Raw records
--------------------------------------------------

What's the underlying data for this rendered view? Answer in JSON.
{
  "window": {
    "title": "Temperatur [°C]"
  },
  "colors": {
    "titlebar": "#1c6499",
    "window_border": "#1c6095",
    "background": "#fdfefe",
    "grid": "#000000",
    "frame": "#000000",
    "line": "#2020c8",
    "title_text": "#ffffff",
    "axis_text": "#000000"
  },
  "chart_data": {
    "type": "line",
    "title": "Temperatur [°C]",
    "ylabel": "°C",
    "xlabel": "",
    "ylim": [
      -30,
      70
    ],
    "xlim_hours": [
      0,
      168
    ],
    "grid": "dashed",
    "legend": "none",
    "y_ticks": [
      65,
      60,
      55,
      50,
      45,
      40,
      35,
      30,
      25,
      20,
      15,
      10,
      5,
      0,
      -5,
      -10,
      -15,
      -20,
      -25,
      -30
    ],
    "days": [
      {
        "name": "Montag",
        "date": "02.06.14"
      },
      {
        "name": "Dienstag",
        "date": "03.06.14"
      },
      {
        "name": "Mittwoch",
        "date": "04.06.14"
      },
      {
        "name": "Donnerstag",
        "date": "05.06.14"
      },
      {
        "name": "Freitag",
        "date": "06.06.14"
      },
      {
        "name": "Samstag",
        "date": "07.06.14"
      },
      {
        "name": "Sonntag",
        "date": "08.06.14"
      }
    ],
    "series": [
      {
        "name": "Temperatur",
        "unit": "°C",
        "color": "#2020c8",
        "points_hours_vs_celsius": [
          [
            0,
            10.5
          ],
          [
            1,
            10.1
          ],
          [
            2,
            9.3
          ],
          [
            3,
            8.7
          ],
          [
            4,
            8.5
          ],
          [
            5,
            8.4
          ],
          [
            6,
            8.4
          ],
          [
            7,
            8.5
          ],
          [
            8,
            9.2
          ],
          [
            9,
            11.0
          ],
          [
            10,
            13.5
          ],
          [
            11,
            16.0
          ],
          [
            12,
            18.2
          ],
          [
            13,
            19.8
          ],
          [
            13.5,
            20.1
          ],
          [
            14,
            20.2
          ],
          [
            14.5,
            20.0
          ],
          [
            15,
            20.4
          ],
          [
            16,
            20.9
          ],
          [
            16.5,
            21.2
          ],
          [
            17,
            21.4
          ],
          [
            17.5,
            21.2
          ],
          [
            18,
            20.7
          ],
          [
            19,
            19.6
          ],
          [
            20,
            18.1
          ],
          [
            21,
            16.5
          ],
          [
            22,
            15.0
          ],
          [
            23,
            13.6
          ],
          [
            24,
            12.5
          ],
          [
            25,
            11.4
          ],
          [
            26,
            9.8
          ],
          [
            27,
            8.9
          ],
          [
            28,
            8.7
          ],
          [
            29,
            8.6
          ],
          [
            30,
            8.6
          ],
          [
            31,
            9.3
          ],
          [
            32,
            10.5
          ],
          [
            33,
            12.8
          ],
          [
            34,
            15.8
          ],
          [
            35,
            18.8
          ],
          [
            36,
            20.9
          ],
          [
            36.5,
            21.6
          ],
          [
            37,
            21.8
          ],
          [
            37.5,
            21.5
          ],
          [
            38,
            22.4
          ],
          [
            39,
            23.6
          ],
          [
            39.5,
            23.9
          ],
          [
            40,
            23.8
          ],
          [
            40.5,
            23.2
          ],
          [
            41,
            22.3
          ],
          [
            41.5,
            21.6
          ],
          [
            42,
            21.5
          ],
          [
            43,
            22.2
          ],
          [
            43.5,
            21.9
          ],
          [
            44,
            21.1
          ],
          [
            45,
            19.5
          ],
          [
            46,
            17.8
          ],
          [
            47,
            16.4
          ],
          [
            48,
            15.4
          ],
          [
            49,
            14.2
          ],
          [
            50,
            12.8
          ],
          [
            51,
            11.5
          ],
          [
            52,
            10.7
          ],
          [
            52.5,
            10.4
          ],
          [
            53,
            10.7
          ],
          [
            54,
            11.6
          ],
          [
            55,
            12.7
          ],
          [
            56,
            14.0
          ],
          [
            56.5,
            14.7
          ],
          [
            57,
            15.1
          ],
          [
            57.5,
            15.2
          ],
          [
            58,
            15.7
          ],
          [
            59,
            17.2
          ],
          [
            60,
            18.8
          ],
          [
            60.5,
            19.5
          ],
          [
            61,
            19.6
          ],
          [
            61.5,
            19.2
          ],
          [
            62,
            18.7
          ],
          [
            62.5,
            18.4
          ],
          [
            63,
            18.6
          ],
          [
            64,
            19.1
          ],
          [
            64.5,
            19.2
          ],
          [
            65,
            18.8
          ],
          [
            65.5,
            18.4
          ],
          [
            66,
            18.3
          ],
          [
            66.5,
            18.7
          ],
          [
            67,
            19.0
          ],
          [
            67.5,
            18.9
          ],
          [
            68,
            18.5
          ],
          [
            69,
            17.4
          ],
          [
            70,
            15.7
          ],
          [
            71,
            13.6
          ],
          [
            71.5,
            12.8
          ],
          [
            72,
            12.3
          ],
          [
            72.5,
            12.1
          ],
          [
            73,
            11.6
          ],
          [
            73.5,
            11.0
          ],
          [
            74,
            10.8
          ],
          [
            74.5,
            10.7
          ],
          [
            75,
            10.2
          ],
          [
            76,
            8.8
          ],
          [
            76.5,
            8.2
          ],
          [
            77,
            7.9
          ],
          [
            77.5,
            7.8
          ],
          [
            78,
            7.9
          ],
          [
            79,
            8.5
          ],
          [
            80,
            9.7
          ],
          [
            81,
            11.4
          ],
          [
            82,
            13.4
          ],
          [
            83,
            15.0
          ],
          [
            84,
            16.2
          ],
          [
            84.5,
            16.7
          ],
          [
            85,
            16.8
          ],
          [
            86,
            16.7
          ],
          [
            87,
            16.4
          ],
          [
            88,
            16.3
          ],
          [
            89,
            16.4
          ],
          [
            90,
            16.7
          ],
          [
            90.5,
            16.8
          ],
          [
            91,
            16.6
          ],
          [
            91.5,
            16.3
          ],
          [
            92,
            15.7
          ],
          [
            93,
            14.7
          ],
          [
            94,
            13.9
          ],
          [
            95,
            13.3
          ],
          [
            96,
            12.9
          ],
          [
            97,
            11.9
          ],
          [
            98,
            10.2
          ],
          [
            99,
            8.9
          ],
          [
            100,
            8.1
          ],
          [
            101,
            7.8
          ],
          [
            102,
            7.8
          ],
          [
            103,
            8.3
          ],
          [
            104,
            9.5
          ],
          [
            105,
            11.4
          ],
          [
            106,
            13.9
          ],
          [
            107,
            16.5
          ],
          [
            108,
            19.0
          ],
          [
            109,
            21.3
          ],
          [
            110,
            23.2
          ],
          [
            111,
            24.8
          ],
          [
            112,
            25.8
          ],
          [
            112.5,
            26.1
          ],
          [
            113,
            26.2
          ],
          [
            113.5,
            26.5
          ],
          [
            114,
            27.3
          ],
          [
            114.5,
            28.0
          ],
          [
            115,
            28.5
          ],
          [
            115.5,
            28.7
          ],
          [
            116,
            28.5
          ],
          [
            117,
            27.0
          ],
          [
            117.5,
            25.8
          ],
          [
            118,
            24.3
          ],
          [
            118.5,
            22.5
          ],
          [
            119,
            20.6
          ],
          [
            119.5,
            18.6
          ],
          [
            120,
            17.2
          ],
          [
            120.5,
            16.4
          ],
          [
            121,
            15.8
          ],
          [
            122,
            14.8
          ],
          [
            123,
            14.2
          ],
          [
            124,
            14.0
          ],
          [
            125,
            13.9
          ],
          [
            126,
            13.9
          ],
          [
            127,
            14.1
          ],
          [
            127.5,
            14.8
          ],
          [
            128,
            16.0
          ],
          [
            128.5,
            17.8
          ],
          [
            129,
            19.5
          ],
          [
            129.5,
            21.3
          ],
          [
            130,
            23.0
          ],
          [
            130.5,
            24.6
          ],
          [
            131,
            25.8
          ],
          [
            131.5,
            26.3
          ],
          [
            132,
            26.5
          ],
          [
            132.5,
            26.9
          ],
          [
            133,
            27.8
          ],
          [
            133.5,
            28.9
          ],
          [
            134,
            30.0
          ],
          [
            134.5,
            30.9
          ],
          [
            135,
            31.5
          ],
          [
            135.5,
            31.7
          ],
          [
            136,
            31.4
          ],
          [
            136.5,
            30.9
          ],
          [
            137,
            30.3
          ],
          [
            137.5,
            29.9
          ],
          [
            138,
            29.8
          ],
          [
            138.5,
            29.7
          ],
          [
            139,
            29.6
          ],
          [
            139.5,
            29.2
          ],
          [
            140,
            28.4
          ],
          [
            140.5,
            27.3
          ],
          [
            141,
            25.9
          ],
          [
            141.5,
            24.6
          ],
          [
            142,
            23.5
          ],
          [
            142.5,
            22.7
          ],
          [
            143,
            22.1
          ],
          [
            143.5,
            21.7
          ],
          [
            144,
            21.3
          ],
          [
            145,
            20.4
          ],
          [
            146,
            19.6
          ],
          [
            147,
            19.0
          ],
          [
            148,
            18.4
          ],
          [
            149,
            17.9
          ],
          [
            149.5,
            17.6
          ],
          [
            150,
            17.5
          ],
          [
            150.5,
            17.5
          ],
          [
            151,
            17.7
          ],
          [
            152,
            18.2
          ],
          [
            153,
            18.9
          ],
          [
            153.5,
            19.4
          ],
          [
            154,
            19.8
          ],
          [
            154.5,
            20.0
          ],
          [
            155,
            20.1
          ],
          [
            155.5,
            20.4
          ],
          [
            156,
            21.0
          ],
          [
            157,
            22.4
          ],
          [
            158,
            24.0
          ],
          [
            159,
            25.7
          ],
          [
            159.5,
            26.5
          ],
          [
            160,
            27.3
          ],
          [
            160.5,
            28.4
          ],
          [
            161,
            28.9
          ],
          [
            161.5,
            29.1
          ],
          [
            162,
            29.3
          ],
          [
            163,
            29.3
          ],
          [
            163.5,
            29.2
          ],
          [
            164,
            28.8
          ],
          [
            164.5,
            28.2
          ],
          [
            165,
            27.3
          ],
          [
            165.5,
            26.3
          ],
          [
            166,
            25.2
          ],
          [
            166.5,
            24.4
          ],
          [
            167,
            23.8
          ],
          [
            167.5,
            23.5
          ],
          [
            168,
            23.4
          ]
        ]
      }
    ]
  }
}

--------------------------------------------------

Written instruction: Count the lines in the records above that contain the word "name", and give only that number.

Complete answer: 8